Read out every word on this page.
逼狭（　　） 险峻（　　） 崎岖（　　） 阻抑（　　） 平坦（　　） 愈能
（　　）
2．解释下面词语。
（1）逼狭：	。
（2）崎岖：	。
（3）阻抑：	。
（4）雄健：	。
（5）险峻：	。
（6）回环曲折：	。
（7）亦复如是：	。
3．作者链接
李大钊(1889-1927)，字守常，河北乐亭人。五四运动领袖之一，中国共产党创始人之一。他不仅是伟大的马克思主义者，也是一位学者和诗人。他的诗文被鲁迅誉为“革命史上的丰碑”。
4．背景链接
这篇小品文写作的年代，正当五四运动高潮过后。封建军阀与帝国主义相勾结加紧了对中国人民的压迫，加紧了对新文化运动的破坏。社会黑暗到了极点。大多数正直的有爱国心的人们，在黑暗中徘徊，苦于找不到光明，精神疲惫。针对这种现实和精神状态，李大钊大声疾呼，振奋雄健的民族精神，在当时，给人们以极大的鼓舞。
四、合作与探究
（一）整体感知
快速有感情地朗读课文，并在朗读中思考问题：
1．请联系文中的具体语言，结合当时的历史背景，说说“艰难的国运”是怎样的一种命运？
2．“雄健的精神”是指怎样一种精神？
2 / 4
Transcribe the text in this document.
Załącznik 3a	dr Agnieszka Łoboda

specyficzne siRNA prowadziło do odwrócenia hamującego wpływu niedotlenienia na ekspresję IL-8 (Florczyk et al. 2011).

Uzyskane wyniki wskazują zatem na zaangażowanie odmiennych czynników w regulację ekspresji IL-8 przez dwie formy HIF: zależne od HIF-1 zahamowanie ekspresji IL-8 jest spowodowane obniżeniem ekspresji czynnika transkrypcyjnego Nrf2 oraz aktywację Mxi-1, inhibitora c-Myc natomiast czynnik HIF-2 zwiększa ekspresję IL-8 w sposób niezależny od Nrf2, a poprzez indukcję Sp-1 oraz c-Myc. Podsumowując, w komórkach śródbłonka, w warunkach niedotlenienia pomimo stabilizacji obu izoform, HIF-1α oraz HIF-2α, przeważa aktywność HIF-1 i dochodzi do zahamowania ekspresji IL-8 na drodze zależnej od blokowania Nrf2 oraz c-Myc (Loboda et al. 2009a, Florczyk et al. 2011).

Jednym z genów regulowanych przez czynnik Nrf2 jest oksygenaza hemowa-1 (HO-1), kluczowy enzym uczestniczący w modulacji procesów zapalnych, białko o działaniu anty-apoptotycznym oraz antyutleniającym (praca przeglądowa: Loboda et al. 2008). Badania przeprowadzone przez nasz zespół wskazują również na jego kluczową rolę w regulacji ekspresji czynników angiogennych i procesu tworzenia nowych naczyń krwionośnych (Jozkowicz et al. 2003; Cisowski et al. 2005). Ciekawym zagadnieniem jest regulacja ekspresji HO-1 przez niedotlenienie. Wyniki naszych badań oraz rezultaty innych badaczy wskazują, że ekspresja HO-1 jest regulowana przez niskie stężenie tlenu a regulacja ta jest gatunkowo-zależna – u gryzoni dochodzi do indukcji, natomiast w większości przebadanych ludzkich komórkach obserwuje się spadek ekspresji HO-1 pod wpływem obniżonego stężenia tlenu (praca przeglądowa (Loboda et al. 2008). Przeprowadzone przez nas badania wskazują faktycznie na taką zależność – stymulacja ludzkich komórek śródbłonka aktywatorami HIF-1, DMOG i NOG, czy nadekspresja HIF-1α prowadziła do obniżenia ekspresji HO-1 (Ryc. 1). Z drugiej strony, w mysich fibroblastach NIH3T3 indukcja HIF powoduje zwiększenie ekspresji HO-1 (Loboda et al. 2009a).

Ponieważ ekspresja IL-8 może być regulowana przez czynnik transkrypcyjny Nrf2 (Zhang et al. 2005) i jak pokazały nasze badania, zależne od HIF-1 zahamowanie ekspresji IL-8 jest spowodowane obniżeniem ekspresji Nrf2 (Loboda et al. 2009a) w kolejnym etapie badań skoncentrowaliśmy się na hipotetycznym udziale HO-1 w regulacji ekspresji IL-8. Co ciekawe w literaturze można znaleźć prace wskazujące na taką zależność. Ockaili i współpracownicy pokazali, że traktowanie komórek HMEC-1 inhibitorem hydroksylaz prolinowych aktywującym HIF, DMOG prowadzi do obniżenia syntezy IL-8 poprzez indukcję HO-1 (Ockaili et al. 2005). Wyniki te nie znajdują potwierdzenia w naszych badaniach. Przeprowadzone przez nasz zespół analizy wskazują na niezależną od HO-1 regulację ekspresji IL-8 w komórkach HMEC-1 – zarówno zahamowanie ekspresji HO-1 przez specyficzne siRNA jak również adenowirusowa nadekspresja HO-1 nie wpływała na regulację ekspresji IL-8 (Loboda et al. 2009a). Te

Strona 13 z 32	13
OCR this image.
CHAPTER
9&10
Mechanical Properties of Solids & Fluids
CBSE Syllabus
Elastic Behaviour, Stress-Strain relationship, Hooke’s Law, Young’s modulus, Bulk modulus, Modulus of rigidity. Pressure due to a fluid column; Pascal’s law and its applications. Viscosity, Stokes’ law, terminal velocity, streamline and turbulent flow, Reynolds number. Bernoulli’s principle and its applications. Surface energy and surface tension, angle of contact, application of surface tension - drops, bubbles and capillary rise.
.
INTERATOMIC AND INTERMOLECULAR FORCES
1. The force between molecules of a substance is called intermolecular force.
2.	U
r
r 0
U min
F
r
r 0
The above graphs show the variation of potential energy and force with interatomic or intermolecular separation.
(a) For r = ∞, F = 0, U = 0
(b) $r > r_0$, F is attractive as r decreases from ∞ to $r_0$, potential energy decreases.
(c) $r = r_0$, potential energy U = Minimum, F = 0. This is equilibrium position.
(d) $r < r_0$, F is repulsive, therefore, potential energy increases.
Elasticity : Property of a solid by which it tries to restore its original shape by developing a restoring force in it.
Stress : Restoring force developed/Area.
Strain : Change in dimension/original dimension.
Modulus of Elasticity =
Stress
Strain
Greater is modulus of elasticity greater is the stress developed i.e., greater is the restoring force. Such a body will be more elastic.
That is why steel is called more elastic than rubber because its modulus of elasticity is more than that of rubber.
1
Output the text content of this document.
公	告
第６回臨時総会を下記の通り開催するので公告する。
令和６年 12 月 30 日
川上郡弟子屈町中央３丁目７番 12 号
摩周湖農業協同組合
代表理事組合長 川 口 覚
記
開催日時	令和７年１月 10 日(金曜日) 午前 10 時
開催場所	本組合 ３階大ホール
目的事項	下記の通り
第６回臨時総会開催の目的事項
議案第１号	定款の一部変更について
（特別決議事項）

• _PROBLEM_
Wherever the string "Strain" appears in the entries above, list that line.

• _TASK OUTPUT_
Elastic Behaviour, Stress-Strain relationship, Hooke’s Law, Young’s modulus, Bulk modulus, Modulus of rigidity. Pressure due to a fluid column; Pascal’s law and its applications. Viscosity, Stokes’ law, terminal velocity, streamline and turbulent flow, Reynolds number. Bernoulli’s principle and its applications. Surface energy and surface tension, angle of contact, application of surface tension - drops, bubbles and capillary rise.
Strain : Change in dimension/original dimension.
Strain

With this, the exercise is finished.